Work instructions | Of the lines in the listing, how many include the string "ishares"? Write the number and nothing else.

Provided information |
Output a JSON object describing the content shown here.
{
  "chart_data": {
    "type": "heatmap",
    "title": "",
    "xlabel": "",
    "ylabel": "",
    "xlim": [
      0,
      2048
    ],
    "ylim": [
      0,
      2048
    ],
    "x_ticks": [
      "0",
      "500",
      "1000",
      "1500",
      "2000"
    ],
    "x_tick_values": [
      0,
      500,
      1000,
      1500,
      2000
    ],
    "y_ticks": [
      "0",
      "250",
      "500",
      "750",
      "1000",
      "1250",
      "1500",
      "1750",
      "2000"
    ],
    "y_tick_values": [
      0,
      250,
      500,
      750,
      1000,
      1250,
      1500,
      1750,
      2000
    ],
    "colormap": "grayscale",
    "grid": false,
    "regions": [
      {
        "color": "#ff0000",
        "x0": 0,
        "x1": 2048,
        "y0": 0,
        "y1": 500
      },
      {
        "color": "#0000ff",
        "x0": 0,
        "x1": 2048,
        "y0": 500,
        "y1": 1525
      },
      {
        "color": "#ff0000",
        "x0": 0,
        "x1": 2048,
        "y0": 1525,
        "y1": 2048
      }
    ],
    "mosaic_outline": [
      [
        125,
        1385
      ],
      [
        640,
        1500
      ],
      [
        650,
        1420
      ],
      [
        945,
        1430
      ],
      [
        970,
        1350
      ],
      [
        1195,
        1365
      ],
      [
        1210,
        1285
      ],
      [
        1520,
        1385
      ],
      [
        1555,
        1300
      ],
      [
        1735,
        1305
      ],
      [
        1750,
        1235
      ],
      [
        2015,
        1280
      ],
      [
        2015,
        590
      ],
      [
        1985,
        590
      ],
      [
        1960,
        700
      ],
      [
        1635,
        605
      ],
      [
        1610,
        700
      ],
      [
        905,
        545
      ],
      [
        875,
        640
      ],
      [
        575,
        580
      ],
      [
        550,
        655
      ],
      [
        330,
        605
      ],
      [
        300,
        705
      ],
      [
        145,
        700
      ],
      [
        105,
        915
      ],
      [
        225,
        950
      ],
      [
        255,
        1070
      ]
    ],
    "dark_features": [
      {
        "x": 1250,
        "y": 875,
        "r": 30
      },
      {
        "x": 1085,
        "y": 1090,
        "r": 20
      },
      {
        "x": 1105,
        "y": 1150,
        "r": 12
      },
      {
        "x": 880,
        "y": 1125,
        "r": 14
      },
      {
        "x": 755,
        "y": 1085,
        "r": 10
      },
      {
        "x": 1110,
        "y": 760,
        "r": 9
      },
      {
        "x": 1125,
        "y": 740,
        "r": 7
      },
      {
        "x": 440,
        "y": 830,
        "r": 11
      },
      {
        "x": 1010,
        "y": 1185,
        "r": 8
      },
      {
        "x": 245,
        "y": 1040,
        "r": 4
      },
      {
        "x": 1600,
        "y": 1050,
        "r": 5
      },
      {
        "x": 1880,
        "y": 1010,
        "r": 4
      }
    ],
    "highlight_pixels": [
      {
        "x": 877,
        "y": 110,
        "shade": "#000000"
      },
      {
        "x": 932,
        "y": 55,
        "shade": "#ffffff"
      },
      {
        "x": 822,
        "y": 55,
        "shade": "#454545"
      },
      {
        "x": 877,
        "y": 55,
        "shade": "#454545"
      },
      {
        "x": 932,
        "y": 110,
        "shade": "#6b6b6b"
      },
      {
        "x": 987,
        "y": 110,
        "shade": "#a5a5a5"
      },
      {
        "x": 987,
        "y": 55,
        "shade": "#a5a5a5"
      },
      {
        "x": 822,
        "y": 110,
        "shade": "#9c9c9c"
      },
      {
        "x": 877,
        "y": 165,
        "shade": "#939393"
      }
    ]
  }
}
---
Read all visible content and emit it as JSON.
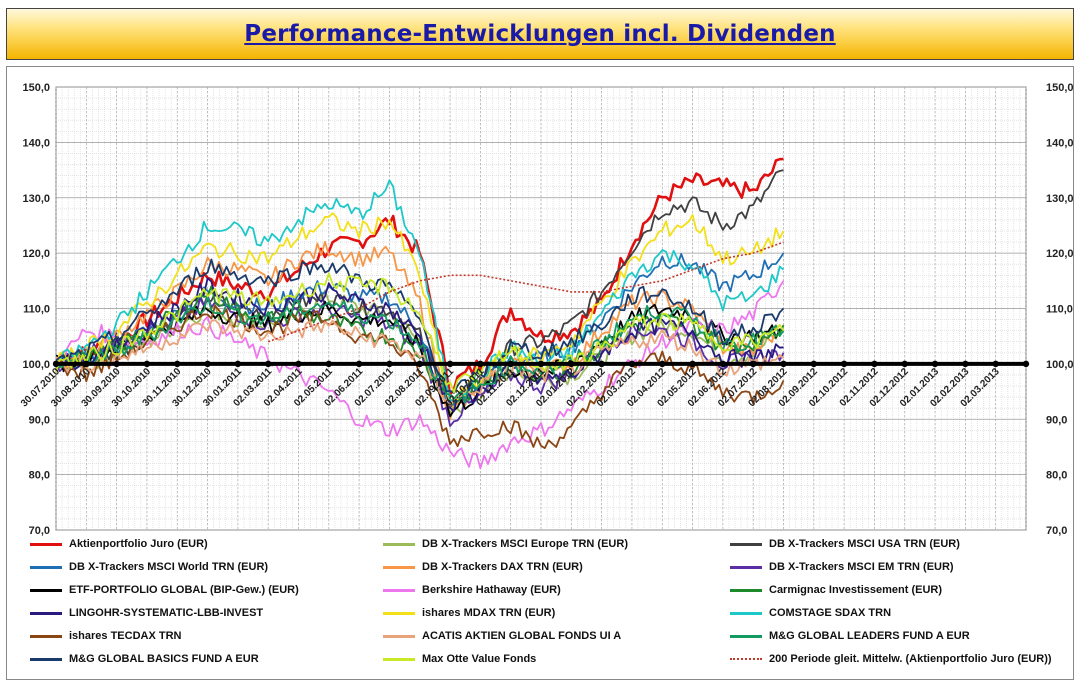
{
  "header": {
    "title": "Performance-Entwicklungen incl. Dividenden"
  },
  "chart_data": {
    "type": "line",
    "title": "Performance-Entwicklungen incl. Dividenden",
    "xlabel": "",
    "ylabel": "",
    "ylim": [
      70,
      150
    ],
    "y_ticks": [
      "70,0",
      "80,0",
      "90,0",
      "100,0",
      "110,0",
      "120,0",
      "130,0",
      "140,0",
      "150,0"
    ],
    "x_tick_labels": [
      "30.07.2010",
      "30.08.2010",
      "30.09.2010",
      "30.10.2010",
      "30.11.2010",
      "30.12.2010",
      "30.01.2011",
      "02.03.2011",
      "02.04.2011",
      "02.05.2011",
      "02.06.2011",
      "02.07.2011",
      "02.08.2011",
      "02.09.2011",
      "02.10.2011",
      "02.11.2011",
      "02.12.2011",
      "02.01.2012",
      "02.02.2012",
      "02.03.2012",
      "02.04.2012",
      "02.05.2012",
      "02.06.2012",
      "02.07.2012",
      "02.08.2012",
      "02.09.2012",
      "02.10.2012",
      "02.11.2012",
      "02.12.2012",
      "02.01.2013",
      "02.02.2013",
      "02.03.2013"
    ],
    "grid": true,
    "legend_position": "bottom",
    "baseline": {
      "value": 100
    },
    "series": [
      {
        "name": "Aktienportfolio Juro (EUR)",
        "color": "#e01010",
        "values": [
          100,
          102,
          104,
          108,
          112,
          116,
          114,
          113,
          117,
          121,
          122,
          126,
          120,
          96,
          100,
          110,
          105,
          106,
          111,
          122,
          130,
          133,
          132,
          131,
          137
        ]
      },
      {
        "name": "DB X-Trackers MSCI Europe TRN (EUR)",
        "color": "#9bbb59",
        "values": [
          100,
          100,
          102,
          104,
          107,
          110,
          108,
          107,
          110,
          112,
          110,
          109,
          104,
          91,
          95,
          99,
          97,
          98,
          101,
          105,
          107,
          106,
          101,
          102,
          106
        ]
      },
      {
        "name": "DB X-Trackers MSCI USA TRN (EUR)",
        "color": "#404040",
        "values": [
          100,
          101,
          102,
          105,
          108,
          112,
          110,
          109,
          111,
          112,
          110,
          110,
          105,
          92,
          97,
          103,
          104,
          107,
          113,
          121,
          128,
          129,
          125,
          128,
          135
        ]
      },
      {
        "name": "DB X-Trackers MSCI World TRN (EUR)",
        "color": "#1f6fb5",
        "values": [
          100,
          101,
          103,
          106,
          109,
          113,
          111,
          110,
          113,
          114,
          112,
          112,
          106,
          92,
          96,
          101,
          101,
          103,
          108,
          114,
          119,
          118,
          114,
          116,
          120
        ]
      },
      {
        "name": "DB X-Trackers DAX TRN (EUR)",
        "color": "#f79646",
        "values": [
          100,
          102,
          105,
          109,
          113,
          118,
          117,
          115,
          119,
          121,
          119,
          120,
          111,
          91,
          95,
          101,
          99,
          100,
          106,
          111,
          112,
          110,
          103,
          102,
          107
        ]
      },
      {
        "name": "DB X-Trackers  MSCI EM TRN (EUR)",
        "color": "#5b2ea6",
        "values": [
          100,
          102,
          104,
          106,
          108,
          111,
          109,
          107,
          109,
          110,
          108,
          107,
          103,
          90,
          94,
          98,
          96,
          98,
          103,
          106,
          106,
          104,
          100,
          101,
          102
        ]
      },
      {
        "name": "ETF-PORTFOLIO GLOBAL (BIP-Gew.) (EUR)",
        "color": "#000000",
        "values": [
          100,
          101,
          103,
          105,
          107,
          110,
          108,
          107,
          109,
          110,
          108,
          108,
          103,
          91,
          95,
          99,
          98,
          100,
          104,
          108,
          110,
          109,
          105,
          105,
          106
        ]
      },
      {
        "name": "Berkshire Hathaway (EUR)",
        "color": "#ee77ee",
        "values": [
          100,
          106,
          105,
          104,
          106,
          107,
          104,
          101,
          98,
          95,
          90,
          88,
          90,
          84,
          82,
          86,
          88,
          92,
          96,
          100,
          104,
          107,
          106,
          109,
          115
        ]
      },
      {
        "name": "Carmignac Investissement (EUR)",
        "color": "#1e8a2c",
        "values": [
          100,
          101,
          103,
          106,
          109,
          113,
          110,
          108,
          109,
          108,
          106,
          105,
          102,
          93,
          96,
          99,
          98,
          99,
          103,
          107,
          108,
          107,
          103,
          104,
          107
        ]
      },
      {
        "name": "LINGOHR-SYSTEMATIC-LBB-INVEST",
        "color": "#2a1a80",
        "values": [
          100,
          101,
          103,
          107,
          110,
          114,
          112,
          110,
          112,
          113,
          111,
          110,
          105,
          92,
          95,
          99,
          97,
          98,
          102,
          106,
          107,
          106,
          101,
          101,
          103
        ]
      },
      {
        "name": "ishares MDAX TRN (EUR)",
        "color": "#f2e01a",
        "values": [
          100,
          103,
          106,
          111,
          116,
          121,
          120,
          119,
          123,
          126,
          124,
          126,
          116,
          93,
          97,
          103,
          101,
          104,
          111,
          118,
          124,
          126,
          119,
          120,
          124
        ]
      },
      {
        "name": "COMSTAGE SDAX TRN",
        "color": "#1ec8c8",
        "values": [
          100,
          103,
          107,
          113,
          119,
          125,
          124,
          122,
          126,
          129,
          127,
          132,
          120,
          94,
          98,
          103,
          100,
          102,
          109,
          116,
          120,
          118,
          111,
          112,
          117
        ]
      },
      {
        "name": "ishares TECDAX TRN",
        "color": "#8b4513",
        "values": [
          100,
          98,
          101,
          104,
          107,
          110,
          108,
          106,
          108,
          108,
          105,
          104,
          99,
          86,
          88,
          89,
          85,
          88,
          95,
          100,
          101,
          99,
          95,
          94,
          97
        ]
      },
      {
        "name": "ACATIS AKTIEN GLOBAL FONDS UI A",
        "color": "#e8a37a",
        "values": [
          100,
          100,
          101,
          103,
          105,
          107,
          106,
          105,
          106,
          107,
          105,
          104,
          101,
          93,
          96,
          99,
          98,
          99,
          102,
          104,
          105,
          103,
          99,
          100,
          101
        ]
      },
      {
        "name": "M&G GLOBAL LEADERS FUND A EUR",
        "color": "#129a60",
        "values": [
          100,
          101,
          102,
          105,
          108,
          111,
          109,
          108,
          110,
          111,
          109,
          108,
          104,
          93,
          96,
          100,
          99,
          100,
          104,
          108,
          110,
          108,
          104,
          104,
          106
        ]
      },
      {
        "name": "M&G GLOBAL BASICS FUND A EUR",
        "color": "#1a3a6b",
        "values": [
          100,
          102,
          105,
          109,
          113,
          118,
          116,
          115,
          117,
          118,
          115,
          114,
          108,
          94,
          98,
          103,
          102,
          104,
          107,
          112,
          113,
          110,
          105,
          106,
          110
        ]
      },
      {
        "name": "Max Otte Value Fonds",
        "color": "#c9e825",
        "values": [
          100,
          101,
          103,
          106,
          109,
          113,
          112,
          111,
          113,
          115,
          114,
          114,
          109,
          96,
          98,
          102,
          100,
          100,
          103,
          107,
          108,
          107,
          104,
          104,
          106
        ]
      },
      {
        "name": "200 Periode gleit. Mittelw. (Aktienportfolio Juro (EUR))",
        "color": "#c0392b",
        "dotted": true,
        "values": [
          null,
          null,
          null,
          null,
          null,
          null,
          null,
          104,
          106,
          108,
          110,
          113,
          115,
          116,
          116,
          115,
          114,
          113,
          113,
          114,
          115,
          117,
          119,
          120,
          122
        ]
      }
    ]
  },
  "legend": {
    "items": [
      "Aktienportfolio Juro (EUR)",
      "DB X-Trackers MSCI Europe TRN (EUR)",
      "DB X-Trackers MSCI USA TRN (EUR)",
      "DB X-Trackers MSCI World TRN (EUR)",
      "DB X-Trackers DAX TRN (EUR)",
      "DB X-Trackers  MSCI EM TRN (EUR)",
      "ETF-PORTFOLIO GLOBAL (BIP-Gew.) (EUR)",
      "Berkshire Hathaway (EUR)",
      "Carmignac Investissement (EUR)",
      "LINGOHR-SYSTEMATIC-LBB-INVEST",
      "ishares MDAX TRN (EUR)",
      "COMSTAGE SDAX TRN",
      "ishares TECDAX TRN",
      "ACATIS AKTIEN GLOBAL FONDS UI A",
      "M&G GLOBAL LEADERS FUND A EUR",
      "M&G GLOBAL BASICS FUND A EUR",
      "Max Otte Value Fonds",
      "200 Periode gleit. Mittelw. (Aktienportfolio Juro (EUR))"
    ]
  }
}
---
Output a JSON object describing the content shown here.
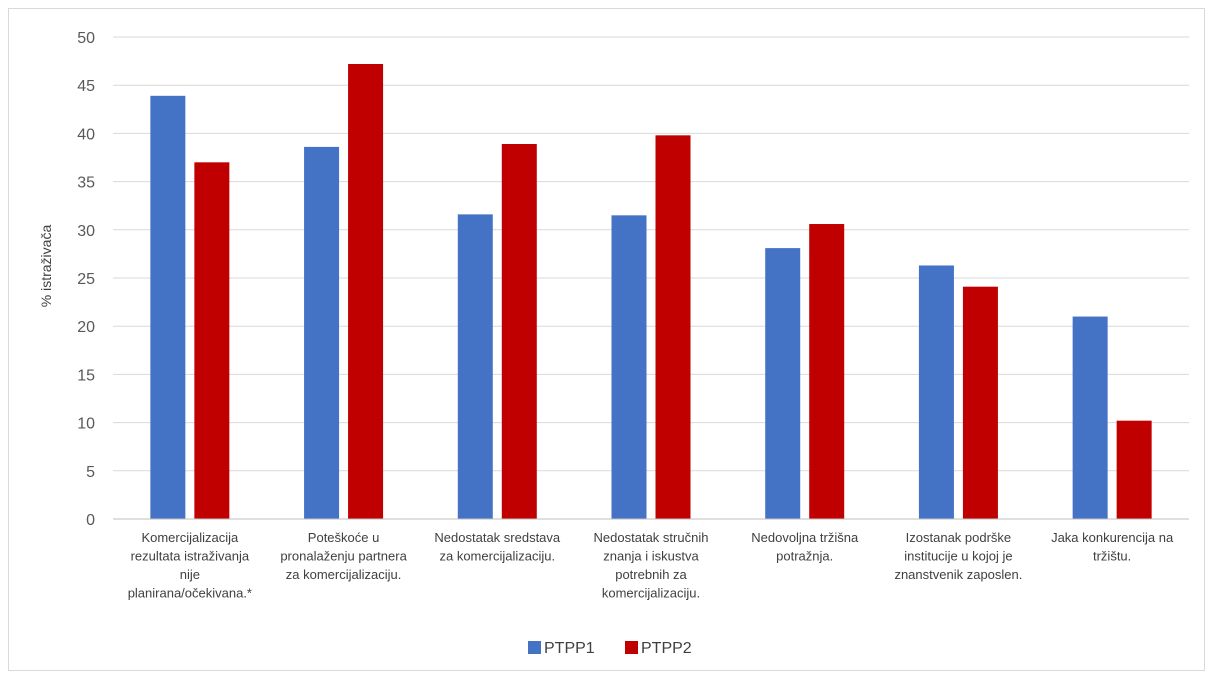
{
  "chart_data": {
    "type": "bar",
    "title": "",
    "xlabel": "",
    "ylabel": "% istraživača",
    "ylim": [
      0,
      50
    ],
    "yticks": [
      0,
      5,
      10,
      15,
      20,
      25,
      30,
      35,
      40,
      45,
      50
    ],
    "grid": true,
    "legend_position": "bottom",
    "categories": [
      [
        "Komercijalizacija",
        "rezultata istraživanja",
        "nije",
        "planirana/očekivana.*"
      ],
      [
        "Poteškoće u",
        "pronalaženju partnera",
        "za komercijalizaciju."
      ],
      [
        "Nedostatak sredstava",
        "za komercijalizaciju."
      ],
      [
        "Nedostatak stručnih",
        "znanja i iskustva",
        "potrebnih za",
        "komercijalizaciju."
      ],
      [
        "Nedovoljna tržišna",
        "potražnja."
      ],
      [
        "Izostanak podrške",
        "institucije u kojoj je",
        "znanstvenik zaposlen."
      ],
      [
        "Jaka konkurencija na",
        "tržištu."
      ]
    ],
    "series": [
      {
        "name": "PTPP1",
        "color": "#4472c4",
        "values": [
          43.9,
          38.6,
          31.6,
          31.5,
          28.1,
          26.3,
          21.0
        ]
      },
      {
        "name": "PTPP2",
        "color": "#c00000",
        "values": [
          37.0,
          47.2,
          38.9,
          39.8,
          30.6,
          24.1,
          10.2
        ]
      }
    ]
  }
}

Written response | 4